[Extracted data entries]
|---|

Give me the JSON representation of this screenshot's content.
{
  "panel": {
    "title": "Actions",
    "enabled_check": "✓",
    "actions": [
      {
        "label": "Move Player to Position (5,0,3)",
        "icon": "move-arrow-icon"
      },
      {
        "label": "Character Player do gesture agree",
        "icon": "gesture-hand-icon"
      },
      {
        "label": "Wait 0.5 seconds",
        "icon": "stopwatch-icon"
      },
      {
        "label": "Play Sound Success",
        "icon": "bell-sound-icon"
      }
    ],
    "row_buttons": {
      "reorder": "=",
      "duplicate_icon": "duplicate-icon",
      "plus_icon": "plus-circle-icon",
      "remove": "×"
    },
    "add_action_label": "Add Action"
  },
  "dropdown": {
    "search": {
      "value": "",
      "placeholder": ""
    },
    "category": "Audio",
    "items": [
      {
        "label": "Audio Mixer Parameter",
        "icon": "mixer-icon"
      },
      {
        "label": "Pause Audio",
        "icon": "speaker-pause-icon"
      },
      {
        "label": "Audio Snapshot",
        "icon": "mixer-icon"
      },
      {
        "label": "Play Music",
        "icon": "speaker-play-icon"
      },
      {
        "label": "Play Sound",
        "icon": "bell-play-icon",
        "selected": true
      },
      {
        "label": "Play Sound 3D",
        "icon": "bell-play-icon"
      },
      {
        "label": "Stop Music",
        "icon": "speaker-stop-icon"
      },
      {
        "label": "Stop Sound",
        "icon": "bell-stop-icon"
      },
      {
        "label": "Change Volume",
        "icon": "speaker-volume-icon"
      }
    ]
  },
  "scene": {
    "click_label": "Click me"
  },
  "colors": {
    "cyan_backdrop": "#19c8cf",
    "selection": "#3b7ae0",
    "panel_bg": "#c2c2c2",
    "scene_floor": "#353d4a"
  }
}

|---|

• [Directions] Repeat each record exactly, leaving nothing out.

• [Output for this task]
Give me the JSON representation of this screenshot's content.
{
  "panel": {
    "title": "Actions",
    "enabled_check": "✓",
    "actions": [
      {
        "label": "Move Player to Position (5,0,3)",
        "icon": "move-arrow-icon"
      },
      {
        "label": "Character Player do gesture agree",
        "icon": "gesture-hand-icon"
      },
      {
        "label": "Wait 0.5 seconds",
        "icon": "stopwatch-icon"
      },
      {
        "label": "Play Sound Success",
        "icon": "bell-sound-icon"
      }
    ],
    "row_buttons": {
      "reorder": "=",
      "duplicate_icon": "duplicate-icon",
      "plus_icon": "plus-circle-icon",
      "remove": "×"
    },
    "add_action_label": "Add Action"
  },
  "dropdown": {
    "search": {
      "value": "",
      "placeholder": ""
    },
    "category": "Audio",
    "items": [
      {
        "label": "Audio Mixer Parameter",
        "icon": "mixer-icon"
      },
      {
        "label": "Pause Audio",
        "icon": "speaker-pause-icon"
      },
      {
        "label": "Audio Snapshot",
        "icon": "mixer-icon"
      },
      {
        "label": "Play Music",
        "icon": "speaker-play-icon"
      },
      {
        "label": "Play Sound",
        "icon": "bell-play-icon",
        "selected": true
      },
      {
        "label": "Play Sound 3D",
        "icon": "bell-play-icon"
      },
      {
        "label": "Stop Music",
        "icon": "speaker-stop-icon"
      },
      {
        "label": "Stop Sound",
        "icon": "bell-stop-icon"
      },
      {
        "label": "Change Volume",
        "icon": "speaker-volume-icon"
      }
    ]
  },
  "scene": {
    "click_label": "Click me"
  },
  "colors": {
    "cyan_backdrop": "#19c8cf",
    "selection": "#3b7ae0",
    "panel_bg": "#c2c2c2",
    "scene_floor": "#353d4a"
  }
}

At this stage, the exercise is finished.